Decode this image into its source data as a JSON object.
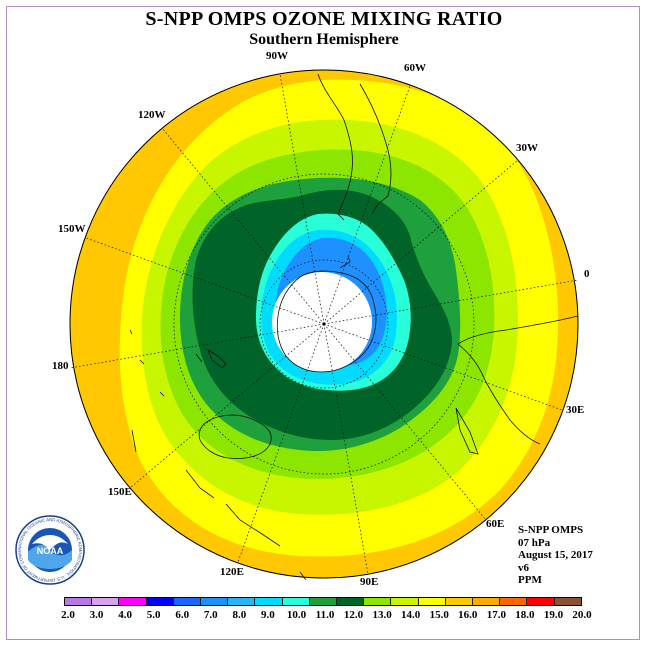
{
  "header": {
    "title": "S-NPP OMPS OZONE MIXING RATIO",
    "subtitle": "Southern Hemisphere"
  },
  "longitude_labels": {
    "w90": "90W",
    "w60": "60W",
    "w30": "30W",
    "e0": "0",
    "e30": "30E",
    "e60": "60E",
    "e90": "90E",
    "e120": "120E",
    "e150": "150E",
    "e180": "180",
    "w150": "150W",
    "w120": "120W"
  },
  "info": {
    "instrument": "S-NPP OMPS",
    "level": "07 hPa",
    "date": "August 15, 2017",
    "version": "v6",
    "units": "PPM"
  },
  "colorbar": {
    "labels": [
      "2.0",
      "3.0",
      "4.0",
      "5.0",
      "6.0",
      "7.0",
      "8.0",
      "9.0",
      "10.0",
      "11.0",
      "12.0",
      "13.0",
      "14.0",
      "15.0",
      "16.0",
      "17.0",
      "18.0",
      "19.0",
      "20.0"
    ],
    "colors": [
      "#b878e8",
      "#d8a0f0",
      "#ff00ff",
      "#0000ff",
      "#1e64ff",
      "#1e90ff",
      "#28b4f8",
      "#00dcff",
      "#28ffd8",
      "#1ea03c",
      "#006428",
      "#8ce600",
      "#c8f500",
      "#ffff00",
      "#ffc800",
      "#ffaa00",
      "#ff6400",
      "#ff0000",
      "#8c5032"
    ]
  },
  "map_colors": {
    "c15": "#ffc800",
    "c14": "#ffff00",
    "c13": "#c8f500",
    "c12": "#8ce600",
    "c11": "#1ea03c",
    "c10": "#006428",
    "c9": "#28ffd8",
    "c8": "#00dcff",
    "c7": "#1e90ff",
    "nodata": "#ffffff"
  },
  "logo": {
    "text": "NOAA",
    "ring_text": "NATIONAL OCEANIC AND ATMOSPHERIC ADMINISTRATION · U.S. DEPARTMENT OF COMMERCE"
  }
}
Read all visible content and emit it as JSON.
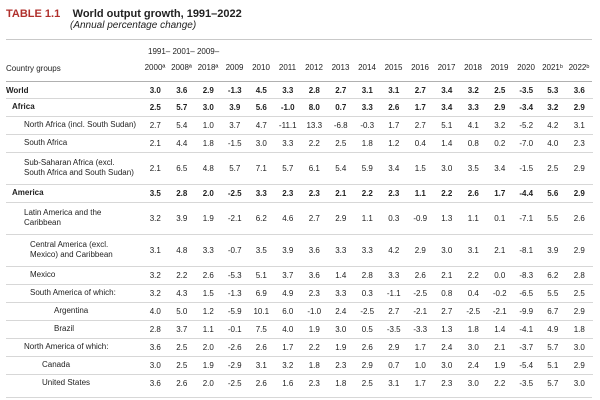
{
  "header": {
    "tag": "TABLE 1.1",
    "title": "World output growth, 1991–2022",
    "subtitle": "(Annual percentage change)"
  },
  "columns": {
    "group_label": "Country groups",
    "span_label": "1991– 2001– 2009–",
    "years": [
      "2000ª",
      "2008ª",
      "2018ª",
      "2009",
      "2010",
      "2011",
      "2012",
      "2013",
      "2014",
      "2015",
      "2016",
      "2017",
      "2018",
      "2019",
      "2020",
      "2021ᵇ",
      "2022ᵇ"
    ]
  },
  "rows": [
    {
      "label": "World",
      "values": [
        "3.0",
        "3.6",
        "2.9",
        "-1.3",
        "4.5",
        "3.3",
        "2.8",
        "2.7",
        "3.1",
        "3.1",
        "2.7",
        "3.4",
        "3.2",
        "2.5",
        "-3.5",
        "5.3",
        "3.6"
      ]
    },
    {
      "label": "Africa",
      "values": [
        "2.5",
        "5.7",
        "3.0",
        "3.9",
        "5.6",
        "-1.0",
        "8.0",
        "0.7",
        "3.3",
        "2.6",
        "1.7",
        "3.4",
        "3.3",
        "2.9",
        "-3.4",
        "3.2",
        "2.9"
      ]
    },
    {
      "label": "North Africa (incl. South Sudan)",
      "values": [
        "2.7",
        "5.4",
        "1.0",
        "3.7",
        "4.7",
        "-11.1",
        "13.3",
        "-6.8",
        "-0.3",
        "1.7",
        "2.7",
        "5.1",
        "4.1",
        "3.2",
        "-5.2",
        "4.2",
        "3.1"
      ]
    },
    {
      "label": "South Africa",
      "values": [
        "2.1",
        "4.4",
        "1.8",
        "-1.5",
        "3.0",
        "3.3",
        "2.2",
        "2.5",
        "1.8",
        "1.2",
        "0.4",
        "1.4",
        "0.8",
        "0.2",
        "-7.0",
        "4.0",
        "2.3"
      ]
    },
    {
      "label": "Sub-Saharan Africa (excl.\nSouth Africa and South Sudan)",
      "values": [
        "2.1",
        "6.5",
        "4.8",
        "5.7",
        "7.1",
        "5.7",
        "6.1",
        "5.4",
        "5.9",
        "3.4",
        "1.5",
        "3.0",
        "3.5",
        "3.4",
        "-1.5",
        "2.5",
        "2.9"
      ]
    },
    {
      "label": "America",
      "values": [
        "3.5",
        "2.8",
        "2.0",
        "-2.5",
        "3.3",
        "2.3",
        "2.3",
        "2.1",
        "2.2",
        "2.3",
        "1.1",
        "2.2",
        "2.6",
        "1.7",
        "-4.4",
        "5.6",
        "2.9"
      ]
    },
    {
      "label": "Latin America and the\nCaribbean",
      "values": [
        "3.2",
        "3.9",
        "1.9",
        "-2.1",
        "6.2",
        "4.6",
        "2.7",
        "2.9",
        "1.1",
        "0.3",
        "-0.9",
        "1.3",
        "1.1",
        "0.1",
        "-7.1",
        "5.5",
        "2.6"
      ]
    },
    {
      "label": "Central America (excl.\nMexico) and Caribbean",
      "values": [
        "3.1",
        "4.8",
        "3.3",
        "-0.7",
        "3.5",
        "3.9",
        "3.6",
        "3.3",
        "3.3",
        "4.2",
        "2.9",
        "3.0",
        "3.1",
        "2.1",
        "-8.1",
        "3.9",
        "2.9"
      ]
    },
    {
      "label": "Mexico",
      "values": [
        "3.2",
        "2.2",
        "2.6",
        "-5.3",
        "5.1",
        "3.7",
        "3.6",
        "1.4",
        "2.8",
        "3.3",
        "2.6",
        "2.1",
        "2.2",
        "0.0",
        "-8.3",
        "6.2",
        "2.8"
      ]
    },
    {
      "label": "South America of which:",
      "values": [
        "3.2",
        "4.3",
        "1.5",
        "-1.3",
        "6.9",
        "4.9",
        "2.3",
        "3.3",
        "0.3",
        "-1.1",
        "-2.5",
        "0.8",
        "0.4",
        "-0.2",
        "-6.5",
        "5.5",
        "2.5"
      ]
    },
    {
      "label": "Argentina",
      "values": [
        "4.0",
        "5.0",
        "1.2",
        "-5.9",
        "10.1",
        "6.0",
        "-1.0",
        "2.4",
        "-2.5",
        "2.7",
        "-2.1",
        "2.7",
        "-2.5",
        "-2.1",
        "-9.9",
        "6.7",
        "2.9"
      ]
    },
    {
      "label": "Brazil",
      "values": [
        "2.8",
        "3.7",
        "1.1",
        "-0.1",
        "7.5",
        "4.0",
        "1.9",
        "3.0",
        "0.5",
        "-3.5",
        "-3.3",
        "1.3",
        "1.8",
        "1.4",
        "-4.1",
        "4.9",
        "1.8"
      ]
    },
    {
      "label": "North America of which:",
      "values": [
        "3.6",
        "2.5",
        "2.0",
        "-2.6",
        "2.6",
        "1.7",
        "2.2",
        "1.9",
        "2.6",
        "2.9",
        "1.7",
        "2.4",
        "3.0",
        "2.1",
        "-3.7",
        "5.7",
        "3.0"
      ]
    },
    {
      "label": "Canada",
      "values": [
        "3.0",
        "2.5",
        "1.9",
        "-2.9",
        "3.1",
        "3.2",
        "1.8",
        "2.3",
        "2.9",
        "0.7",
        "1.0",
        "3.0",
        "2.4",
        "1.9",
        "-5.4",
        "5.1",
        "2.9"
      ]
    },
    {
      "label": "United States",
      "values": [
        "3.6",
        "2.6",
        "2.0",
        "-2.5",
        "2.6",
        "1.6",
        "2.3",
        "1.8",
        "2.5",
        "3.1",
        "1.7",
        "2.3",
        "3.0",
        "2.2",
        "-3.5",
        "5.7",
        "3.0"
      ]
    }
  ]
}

PROMPT:
Reproduce all the records verbatim, excluding images.

EXERCISE OUTPUT:
Decode this image into its source data as a JSON object.
{
  "header": {
    "title": "S-NPP OMPS OZONE MIXING RATIO",
    "subtitle": "Southern Hemisphere"
  },
  "longitude_labels": {
    "w90": "90W",
    "w60": "60W",
    "w30": "30W",
    "e0": "0",
    "e30": "30E",
    "e60": "60E",
    "e90": "90E",
    "e120": "120E",
    "e150": "150E",
    "e180": "180",
    "w150": "150W",
    "w120": "120W"
  },
  "info": {
    "instrument": "S-NPP OMPS",
    "level": "07 hPa",
    "date": "August 15, 2017",
    "version": "v6",
    "units": "PPM"
  },
  "colorbar": {
    "labels": [
      "2.0",
      "3.0",
      "4.0",
      "5.0",
      "6.0",
      "7.0",
      "8.0",
      "9.0",
      "10.0",
      "11.0",
      "12.0",
      "13.0",
      "14.0",
      "15.0",
      "16.0",
      "17.0",
      "18.0",
      "19.0",
      "20.0"
    ],
    "colors": [
      "#b878e8",
      "#d8a0f0",
      "#ff00ff",
      "#0000ff",
      "#1e64ff",
      "#1e90ff",
      "#28b4f8",
      "#00dcff",
      "#28ffd8",
      "#1ea03c",
      "#006428",
      "#8ce600",
      "#c8f500",
      "#ffff00",
      "#ffc800",
      "#ffaa00",
      "#ff6400",
      "#ff0000",
      "#8c5032"
    ]
  },
  "map_colors": {
    "c15": "#ffc800",
    "c14": "#ffff00",
    "c13": "#c8f500",
    "c12": "#8ce600",
    "c11": "#1ea03c",
    "c10": "#006428",
    "c9": "#28ffd8",
    "c8": "#00dcff",
    "c7": "#1e90ff",
    "nodata": "#ffffff"
  },
  "logo": {
    "text": "NOAA",
    "ring_text": "NATIONAL OCEANIC AND ATMOSPHERIC ADMINISTRATION · U.S. DEPARTMENT OF COMMERCE"
  }
}
Read all visible content and emit it as JSON.
{
  "header": {
    "tag": "TABLE 1.1",
    "title": "World output growth, 1991–2022",
    "subtitle": "(Annual percentage change)"
  },
  "columns": {
    "group_label": "Country groups",
    "span_label": "1991– 2001– 2009–",
    "years": [
      "2000ª",
      "2008ª",
      "2018ª",
      "2009",
      "2010",
      "2011",
      "2012",
      "2013",
      "2014",
      "2015",
      "2016",
      "2017",
      "2018",
      "2019",
      "2020",
      "2021ᵇ",
      "2022ᵇ"
    ]
  },
  "rows": [
    {
      "label": "World",
      "values": [
        "3.0",
        "3.6",
        "2.9",
        "-1.3",
        "4.5",
        "3.3",
        "2.8",
        "2.7",
        "3.1",
        "3.1",
        "2.7",
        "3.4",
        "3.2",
        "2.5",
        "-3.5",
        "5.3",
        "3.6"
      ]
    },
    {
      "label": "Africa",
      "values": [
        "2.5",
        "5.7",
        "3.0",
        "3.9",
        "5.6",
        "-1.0",
        "8.0",
        "0.7",
        "3.3",
        "2.6",
        "1.7",
        "3.4",
        "3.3",
        "2.9",
        "-3.4",
        "3.2",
        "2.9"
      ]
    },
    {
      "label": "North Africa (incl. South Sudan)",
      "values": [
        "2.7",
        "5.4",
        "1.0",
        "3.7",
        "4.7",
        "-11.1",
        "13.3",
        "-6.8",
        "-0.3",
        "1.7",
        "2.7",
        "5.1",
        "4.1",
        "3.2",
        "-5.2",
        "4.2",
        "3.1"
      ]
    },
    {
      "label": "South Africa",
      "values": [
        "2.1",
        "4.4",
        "1.8",
        "-1.5",
        "3.0",
        "3.3",
        "2.2",
        "2.5",
        "1.8",
        "1.2",
        "0.4",
        "1.4",
        "0.8",
        "0.2",
        "-7.0",
        "4.0",
        "2.3"
      ]
    },
    {
      "label": "Sub-Saharan Africa (excl.\nSouth Africa and South Sudan)",
      "values": [
        "2.1",
        "6.5",
        "4.8",
        "5.7",
        "7.1",
        "5.7",
        "6.1",
        "5.4",
        "5.9",
        "3.4",
        "1.5",
        "3.0",
        "3.5",
        "3.4",
        "-1.5",
        "2.5",
        "2.9"
      ]
    },
    {
      "label": "America",
      "values": [
        "3.5",
        "2.8",
        "2.0",
        "-2.5",
        "3.3",
        "2.3",
        "2.3",
        "2.1",
        "2.2",
        "2.3",
        "1.1",
        "2.2",
        "2.6",
        "1.7",
        "-4.4",
        "5.6",
        "2.9"
      ]
    },
    {
      "label": "Latin America and the\nCaribbean",
      "values": [
        "3.2",
        "3.9",
        "1.9",
        "-2.1",
        "6.2",
        "4.6",
        "2.7",
        "2.9",
        "1.1",
        "0.3",
        "-0.9",
        "1.3",
        "1.1",
        "0.1",
        "-7.1",
        "5.5",
        "2.6"
      ]
    },
    {
      "label": "Central America (excl.\nMexico) and Caribbean",
      "values": [
        "3.1",
        "4.8",
        "3.3",
        "-0.7",
        "3.5",
        "3.9",
        "3.6",
        "3.3",
        "3.3",
        "4.2",
        "2.9",
        "3.0",
        "3.1",
        "2.1",
        "-8.1",
        "3.9",
        "2.9"
      ]
    },
    {
      "label": "Mexico",
      "values": [
        "3.2",
        "2.2",
        "2.6",
        "-5.3",
        "5.1",
        "3.7",
        "3.6",
        "1.4",
        "2.8",
        "3.3",
        "2.6",
        "2.1",
        "2.2",
        "0.0",
        "-8.3",
        "6.2",
        "2.8"
      ]
    },
    {
      "label": "South America of which:",
      "values": [
        "3.2",
        "4.3",
        "1.5",
        "-1.3",
        "6.9",
        "4.9",
        "2.3",
        "3.3",
        "0.3",
        "-1.1",
        "-2.5",
        "0.8",
        "0.4",
        "-0.2",
        "-6.5",
        "5.5",
        "2.5"
      ]
    },
    {
      "label": "Argentina",
      "values": [
        "4.0",
        "5.0",
        "1.2",
        "-5.9",
        "10.1",
        "6.0",
        "-1.0",
        "2.4",
        "-2.5",
        "2.7",
        "-2.1",
        "2.7",
        "-2.5",
        "-2.1",
        "-9.9",
        "6.7",
        "2.9"
      ]
    },
    {
      "label": "Brazil",
      "values": [
        "2.8",
        "3.7",
        "1.1",
        "-0.1",
        "7.5",
        "4.0",
        "1.9",
        "3.0",
        "0.5",
        "-3.5",
        "-3.3",
        "1.3",
        "1.8",
        "1.4",
        "-4.1",
        "4.9",
        "1.8"
      ]
    },
    {
      "label": "North America of which:",
      "values": [
        "3.6",
        "2.5",
        "2.0",
        "-2.6",
        "2.6",
        "1.7",
        "2.2",
        "1.9",
        "2.6",
        "2.9",
        "1.7",
        "2.4",
        "3.0",
        "2.1",
        "-3.7",
        "5.7",
        "3.0"
      ]
    },
    {
      "label": "Canada",
      "values": [
        "3.0",
        "2.5",
        "1.9",
        "-2.9",
        "3.1",
        "3.2",
        "1.8",
        "2.3",
        "2.9",
        "0.7",
        "1.0",
        "3.0",
        "2.4",
        "1.9",
        "-5.4",
        "5.1",
        "2.9"
      ]
    },
    {
      "label": "United States",
      "values": [
        "3.6",
        "2.6",
        "2.0",
        "-2.5",
        "2.6",
        "1.6",
        "2.3",
        "1.8",
        "2.5",
        "3.1",
        "1.7",
        "2.3",
        "3.0",
        "2.2",
        "-3.5",
        "5.7",
        "3.0"
      ]
    }
  ]
}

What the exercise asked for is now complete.